WRITTEN EXERCISE: Continue the House of Lords speech on a referendum about gay marriage from the point where it stops.

EXCERPT:

------------------------------------------------------------------------

I know that we could go on debating this, but I will end by first thanking all those who contributed to this short debate, particularly my co-sponsors, the noble Lords, Lord Cormack and Lord Singh. To the noble Lord, Lord Dobbs, I say that even if noble Lords do not have a vote on this, they do not have a vote in general elections at the moment. It is hardly illogical that noble Lords do not have a vote in a referendum on this matter. It is consistent, but if the noble Lord wishes to move an amendment and it is accepted, so be it.

It was highly simplistic of the noble Lord to suggest that gay equality is the same as black and white equality. I was a leader of the anti-apartheid movement in Europe over a number of years, because I could see no difference at all between blacks and whites, as there was in the Group Areas Act in South Africa and so on. However, in my judgment, there are serious differences between a traditional marriage and a gay marriage and it is wrong to equate them. It is naive and simplistic to suggest otherwise.

------------------------------------------------------------------------

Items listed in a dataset

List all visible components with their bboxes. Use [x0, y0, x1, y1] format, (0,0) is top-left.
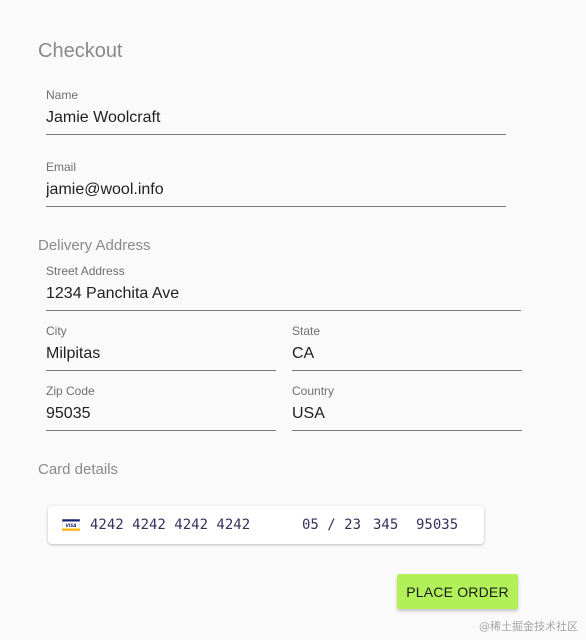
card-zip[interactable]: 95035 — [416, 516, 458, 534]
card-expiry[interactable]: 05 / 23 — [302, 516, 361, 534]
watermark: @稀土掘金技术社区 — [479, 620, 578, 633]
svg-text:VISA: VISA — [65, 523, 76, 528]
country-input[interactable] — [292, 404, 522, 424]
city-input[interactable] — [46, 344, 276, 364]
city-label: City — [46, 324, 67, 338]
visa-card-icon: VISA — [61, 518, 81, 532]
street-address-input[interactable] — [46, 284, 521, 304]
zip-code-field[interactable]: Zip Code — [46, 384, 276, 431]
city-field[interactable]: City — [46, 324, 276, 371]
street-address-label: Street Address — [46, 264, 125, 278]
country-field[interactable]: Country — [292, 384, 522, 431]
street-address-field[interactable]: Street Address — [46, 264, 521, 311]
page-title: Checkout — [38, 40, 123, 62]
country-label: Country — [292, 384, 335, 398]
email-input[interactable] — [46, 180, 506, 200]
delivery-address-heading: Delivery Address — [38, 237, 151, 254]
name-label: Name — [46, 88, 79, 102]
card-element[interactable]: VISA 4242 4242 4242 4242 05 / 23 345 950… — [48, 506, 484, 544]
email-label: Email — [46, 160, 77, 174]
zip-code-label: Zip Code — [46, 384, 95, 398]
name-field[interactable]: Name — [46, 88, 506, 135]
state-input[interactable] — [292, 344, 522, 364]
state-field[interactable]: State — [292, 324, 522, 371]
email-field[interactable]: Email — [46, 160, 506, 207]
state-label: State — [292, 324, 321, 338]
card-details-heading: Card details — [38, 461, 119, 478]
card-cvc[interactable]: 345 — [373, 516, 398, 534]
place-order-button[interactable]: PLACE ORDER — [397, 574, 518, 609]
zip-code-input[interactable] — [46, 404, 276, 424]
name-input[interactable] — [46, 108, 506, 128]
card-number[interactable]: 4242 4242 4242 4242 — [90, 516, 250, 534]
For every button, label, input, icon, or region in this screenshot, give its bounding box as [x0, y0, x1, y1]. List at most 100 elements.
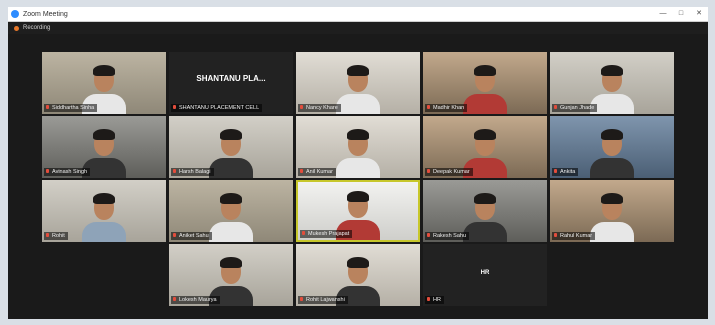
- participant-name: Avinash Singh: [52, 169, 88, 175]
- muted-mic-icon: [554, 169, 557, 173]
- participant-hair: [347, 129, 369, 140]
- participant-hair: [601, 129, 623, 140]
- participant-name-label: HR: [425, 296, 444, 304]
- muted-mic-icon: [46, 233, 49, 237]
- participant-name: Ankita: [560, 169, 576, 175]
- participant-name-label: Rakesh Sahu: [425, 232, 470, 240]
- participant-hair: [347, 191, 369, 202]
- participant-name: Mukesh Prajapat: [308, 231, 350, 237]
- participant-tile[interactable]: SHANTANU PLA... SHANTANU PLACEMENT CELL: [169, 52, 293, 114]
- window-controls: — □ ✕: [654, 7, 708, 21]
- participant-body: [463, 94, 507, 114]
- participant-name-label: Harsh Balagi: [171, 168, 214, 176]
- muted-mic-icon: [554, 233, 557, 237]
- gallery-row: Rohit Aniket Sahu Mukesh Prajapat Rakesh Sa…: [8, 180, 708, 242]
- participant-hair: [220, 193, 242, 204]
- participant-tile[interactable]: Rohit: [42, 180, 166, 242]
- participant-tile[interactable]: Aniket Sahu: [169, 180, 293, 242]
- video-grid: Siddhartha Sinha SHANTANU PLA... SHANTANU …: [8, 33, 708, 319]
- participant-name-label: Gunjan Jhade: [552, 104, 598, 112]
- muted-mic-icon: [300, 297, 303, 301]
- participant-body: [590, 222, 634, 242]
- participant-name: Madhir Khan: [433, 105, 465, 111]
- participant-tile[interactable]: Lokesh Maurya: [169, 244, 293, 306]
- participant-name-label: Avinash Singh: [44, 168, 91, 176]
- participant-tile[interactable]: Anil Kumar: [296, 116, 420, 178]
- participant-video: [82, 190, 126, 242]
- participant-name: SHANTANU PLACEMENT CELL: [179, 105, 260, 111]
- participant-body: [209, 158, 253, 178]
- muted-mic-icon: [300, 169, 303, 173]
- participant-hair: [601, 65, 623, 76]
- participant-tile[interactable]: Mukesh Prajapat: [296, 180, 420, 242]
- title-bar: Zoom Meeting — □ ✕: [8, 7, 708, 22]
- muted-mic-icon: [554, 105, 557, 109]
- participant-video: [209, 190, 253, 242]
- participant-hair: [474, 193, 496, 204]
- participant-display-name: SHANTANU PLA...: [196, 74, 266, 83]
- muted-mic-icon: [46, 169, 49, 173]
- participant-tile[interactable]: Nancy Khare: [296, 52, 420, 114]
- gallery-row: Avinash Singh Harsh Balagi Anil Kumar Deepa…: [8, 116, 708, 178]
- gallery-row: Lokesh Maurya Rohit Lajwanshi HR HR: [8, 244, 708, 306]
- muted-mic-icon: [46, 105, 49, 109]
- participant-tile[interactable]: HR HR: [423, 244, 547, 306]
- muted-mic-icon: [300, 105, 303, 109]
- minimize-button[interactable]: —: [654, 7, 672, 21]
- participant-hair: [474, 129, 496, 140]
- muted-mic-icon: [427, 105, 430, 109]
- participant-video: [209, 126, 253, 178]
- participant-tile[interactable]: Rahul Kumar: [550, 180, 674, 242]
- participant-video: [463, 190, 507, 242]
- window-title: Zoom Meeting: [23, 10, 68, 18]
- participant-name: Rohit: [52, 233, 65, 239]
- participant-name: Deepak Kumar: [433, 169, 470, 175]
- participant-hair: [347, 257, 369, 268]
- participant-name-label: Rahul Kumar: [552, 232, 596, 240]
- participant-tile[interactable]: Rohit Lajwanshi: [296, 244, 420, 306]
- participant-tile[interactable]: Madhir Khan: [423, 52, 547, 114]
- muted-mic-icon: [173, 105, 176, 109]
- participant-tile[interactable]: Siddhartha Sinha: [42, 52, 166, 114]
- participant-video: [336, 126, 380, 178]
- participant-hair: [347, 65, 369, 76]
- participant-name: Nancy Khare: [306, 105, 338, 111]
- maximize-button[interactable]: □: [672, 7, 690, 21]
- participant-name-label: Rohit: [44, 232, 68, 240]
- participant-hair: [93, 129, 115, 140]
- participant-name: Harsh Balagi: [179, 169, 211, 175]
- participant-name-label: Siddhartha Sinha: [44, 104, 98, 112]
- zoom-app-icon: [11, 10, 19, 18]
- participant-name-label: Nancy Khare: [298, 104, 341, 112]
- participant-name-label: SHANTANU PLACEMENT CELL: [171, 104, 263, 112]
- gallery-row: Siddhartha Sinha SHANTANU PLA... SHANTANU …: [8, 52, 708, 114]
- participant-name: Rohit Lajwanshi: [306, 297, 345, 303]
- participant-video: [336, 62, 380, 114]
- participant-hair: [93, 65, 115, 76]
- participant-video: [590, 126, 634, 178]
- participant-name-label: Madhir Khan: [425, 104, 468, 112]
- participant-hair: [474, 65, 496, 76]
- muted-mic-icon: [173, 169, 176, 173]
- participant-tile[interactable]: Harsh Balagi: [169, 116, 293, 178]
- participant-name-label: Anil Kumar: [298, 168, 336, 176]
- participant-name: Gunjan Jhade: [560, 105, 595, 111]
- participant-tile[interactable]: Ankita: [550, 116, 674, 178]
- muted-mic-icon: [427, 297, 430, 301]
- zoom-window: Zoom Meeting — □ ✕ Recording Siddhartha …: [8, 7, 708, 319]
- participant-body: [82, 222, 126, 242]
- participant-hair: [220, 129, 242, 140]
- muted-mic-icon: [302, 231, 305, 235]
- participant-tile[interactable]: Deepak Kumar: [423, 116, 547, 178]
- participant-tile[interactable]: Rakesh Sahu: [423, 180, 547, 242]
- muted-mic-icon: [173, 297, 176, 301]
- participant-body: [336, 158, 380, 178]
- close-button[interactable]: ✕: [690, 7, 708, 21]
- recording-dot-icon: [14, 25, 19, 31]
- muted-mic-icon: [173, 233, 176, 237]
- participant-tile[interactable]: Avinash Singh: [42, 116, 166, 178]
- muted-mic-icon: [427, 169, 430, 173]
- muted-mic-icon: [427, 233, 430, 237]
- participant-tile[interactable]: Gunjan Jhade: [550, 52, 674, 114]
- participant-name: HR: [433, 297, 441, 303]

------------------------------------------------------------------------

THE RESPONSE:
To the noble Lord, Lord Fowler, I say this: if he thinks that there will be delay, again he might suggest that the date of the referendum be brought forward. Even he cannot suggest that the Government now have a mandate for this change. No one has answered what is perhaps a key question: why the hurry? Why, after all these years when there has been no change, are the Government in such a rush? There must be some plausible reason. I cannot see any serious reason for it, but equally why are the Government so afraid of giving people a voice?

Finally, I remind the Minister that many noble Lords chose not to vote against the Bill at Second Reading—I can attest this from my own knowledge—either because of their view that the House should show restraint when there has been a majority in the other place, or because of the view that we are principally a revising Chamber. It would have been inconsistent to prevent scrutiny, but they would look again at the matter when it came to the vote on Third Reading. I am not convinced that the Government have made any serious concessions—certainly in respect of the conscience matters, although I am ready to look again at the list that the Minister gave me during an earlier debate.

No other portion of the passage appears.